Start of The input

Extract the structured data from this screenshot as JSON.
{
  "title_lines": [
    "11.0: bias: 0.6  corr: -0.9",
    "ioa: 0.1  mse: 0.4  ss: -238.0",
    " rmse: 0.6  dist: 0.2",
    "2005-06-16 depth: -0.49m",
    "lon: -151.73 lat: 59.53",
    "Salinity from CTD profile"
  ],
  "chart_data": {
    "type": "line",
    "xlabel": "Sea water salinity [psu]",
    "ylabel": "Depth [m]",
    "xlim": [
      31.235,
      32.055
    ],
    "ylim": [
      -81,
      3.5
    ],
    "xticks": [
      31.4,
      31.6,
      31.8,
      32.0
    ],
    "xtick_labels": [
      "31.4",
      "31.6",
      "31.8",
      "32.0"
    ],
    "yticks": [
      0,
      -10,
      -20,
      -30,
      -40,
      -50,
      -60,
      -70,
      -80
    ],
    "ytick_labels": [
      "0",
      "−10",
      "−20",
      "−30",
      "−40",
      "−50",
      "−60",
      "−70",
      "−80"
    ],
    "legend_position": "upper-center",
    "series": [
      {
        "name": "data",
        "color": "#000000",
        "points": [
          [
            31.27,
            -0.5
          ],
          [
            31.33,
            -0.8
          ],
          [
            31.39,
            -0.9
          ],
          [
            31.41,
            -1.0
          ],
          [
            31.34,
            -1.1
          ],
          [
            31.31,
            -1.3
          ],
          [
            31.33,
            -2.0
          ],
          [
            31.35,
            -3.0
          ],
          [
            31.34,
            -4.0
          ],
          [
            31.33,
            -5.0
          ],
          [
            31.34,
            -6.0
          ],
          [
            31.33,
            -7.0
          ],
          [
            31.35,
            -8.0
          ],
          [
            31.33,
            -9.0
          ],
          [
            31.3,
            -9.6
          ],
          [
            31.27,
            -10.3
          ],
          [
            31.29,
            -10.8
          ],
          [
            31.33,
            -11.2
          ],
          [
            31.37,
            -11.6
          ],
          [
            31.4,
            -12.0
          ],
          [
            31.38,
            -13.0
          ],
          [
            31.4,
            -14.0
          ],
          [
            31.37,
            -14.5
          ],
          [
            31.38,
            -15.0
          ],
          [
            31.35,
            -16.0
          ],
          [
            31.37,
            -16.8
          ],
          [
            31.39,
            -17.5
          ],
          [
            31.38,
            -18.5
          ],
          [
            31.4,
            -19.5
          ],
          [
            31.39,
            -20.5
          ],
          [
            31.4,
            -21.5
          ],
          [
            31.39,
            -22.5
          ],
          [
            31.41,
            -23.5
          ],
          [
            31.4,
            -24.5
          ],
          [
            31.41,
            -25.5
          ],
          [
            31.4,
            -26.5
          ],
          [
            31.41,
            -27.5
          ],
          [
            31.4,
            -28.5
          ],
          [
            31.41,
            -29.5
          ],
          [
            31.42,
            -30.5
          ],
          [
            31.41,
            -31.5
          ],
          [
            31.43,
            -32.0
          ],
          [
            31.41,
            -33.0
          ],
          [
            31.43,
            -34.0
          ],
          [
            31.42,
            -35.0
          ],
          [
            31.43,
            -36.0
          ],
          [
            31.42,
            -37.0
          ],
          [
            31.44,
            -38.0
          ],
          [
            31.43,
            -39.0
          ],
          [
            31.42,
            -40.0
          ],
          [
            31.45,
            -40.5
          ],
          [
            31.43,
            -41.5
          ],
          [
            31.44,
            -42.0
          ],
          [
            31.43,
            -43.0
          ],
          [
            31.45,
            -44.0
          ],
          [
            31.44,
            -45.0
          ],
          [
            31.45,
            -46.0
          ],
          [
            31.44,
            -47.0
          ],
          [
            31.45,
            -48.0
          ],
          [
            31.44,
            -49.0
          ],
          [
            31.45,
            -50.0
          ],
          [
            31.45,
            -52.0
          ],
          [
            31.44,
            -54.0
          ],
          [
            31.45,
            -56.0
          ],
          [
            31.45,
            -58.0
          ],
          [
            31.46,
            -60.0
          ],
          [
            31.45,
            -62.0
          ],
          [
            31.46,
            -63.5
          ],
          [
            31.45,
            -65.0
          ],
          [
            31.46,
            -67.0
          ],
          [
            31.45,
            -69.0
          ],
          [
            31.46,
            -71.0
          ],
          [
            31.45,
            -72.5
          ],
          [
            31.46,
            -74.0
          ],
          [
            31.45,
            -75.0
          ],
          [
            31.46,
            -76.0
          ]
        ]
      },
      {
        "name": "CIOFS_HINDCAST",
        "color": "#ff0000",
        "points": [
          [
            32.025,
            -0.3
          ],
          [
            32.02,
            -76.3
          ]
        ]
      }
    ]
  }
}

End of The input

The exercise » Go through the records and gather the lines that hold "from".

Output for this task »
Extract the structured data from this screenshot as JSON.
    "Salinity from CTD profile"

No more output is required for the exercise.